*To do:*
Write out each record below exactly as it appears, with no pictures.

** START Exercise material **

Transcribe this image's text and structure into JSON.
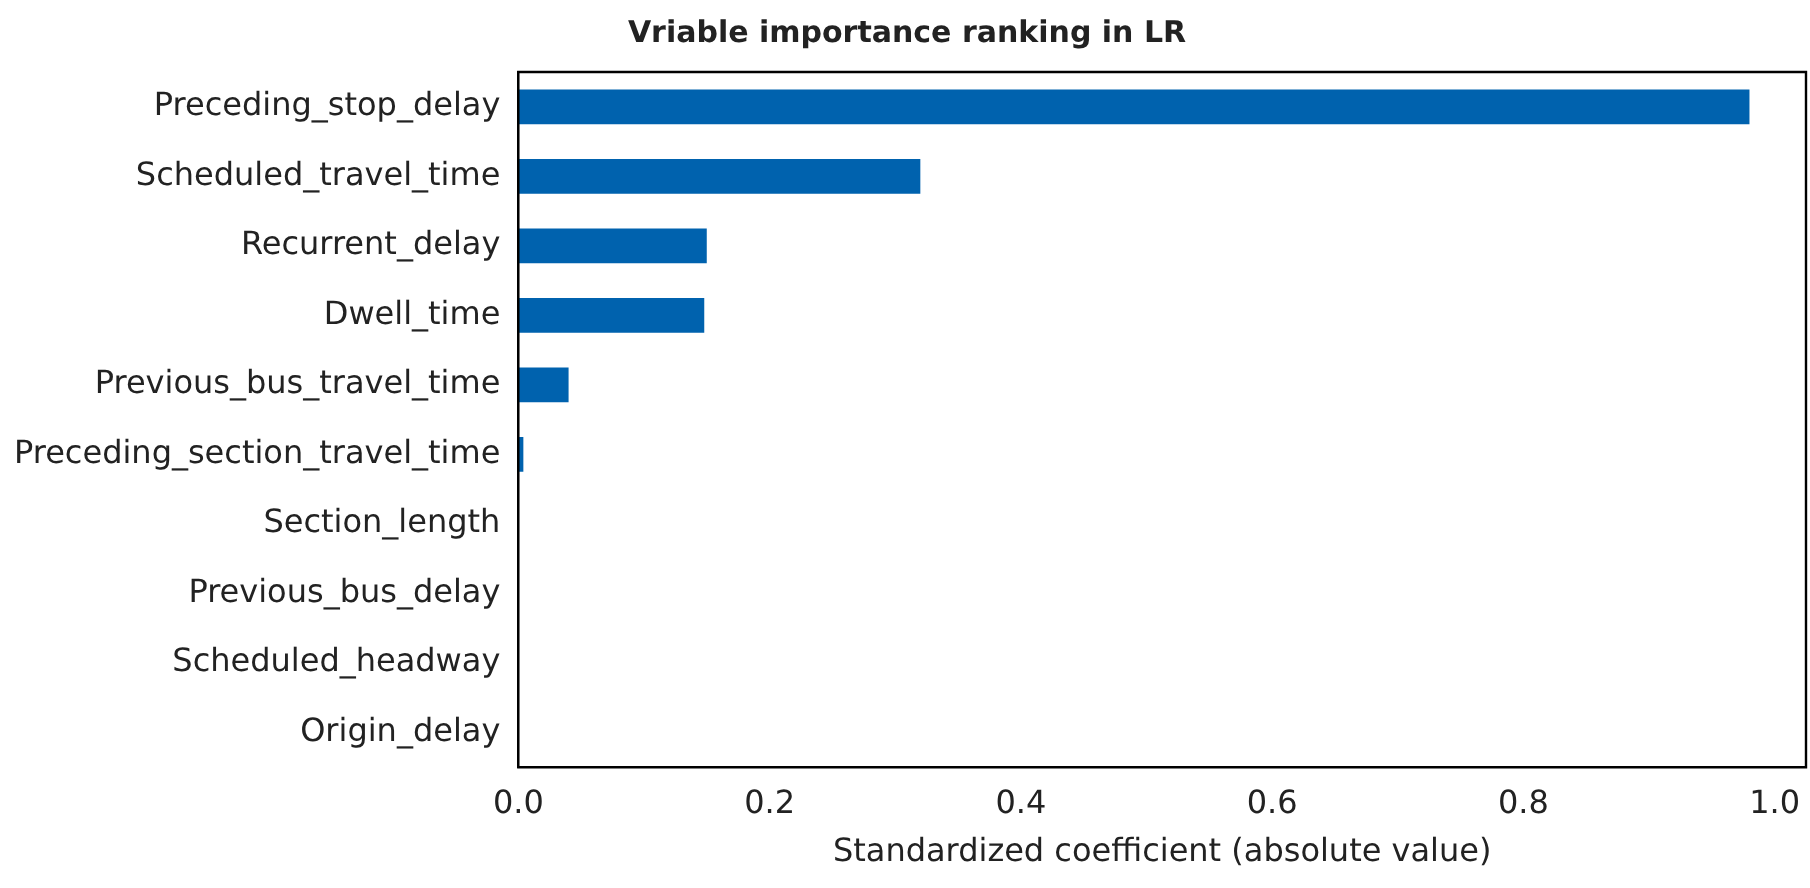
{
  "chart_data": {
    "type": "bar",
    "orientation": "horizontal",
    "title": "Vriable importance ranking in LR",
    "xlabel": "Standardized coefficient (absolute value)",
    "categories": [
      "Preceding_stop_delay",
      "Scheduled_travel_time",
      "Recurrent_delay",
      "Dwell_time",
      "Previous_bus_travel_time",
      "Preceding_section_travel_time",
      "Section_length",
      "Previous_bus_delay",
      "Scheduled_headway",
      "Origin_delay"
    ],
    "values": [
      0.98,
      0.32,
      0.15,
      0.148,
      0.04,
      0.004,
      0,
      0,
      0,
      0
    ],
    "color": "#0062ae",
    "xlim": [
      0,
      1.025
    ],
    "xticks": [
      {
        "value": 0,
        "label": "0.0"
      },
      {
        "value": 0.2,
        "label": "0.2"
      },
      {
        "value": 0.4,
        "label": "0.4"
      },
      {
        "value": 0.6,
        "label": "0.6"
      },
      {
        "value": 0.8,
        "label": "0.8"
      },
      {
        "value": 1,
        "label": "1.0"
      }
    ],
    "grid": false,
    "legend": false
  }
}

** END Exercise material **

*Solved problem:*
Transcribe this image's text and structure into JSON.
{
  "chart_data": {
    "type": "bar",
    "orientation": "horizontal",
    "title": "Vriable importance ranking in LR",
    "xlabel": "Standardized coefficient (absolute value)",
    "categories": [
      "Preceding_stop_delay",
      "Scheduled_travel_time",
      "Recurrent_delay",
      "Dwell_time",
      "Previous_bus_travel_time",
      "Preceding_section_travel_time",
      "Section_length",
      "Previous_bus_delay",
      "Scheduled_headway",
      "Origin_delay"
    ],
    "values": [
      0.98,
      0.32,
      0.15,
      0.148,
      0.04,
      0.004,
      0,
      0,
      0,
      0
    ],
    "color": "#0062ae",
    "xlim": [
      0,
      1.025
    ],
    "xticks": [
      {
        "value": 0,
        "label": "0.0"
      },
      {
        "value": 0.2,
        "label": "0.2"
      },
      {
        "value": 0.4,
        "label": "0.4"
      },
      {
        "value": 0.6,
        "label": "0.6"
      },
      {
        "value": 0.8,
        "label": "0.8"
      },
      {
        "value": 1,
        "label": "1.0"
      }
    ],
    "grid": false,
    "legend": false
  }
}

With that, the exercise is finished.